**Brief:** Your task is to filter the data below down to the lines holding "Bipolare".

——————

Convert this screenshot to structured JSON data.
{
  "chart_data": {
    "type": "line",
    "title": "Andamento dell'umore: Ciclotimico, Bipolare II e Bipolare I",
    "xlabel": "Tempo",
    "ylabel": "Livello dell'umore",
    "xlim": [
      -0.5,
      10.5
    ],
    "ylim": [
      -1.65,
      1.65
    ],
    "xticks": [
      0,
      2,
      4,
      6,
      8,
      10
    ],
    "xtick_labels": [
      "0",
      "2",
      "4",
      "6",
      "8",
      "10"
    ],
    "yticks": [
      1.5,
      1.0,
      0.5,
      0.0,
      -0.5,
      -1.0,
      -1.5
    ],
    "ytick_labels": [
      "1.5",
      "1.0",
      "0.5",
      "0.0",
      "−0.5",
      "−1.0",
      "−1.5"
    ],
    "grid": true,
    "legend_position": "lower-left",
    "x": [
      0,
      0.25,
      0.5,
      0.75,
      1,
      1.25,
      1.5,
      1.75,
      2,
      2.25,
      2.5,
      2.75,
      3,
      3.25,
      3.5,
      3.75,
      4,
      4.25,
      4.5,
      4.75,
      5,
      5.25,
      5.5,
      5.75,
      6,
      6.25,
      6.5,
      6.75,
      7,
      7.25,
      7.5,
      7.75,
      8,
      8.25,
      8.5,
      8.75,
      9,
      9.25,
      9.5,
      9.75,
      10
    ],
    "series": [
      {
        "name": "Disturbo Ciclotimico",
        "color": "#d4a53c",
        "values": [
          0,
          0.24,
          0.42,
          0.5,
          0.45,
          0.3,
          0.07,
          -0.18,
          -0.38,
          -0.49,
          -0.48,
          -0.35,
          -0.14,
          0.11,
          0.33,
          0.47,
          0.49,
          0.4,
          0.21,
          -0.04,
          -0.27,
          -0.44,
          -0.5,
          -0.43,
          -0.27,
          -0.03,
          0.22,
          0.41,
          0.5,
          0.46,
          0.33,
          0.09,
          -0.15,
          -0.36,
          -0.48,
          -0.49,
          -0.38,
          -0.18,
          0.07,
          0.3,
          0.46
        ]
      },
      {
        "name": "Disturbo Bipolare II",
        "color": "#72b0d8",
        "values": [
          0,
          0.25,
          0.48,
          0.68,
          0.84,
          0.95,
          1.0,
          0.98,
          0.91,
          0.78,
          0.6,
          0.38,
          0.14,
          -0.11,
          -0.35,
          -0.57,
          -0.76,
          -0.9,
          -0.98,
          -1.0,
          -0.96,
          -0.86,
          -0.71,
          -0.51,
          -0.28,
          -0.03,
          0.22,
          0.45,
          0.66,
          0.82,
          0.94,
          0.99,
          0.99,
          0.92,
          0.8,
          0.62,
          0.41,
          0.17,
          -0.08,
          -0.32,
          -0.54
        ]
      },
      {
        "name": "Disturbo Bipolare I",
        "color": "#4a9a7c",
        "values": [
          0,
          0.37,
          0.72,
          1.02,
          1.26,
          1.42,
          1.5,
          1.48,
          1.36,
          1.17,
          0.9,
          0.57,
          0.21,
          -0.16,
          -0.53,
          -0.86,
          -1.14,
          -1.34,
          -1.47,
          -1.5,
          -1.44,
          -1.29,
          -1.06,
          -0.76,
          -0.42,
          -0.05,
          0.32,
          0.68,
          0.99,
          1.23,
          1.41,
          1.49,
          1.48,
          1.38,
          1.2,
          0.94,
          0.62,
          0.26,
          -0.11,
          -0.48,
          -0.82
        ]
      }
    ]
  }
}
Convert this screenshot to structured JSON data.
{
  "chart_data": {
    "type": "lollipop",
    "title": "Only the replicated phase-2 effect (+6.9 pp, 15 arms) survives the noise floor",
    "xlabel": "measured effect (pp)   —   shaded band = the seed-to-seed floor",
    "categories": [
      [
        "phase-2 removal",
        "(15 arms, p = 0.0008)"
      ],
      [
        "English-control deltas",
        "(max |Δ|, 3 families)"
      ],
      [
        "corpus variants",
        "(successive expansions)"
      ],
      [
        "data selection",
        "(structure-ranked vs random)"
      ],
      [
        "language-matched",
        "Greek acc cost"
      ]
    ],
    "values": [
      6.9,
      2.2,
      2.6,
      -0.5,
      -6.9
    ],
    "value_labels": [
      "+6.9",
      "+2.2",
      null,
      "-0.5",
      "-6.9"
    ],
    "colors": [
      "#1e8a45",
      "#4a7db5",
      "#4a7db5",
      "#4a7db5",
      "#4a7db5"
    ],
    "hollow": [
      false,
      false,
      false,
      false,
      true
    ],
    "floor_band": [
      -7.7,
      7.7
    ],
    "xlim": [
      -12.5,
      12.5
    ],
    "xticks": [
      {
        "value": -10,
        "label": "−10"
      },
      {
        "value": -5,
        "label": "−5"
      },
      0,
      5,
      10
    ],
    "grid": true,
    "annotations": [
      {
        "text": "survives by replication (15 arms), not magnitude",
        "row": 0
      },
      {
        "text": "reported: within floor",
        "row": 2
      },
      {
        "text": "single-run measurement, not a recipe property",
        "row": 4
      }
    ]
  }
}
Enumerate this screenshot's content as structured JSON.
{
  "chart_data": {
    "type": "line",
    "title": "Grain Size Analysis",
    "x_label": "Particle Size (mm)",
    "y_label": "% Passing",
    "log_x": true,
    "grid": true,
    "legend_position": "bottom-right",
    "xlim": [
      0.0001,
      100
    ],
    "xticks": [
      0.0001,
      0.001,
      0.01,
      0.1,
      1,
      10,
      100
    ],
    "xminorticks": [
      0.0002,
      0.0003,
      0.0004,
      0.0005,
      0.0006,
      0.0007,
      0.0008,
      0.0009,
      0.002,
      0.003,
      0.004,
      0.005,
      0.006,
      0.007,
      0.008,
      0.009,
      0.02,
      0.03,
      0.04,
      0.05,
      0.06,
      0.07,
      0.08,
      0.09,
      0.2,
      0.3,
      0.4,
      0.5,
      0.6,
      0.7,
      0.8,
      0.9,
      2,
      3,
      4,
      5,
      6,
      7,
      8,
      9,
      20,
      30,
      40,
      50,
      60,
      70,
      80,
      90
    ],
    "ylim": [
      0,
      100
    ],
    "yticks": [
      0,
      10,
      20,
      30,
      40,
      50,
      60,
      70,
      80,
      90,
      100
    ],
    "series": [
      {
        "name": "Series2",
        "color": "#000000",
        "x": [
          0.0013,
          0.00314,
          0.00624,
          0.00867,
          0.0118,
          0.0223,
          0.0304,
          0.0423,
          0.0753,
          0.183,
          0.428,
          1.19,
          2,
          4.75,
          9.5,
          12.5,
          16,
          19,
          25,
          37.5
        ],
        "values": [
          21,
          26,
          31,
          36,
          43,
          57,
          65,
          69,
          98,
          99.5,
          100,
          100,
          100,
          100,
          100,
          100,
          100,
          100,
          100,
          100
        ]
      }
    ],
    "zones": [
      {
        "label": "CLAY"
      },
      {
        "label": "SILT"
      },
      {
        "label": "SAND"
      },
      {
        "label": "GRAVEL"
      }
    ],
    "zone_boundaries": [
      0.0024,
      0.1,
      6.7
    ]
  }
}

——————

**Task result:**
    "title": "Andamento dell'umore: Ciclotimico, Bipolare II e Bipolare I",
        "name": "Disturbo Bipolare II",
        "name": "Disturbo Bipolare I",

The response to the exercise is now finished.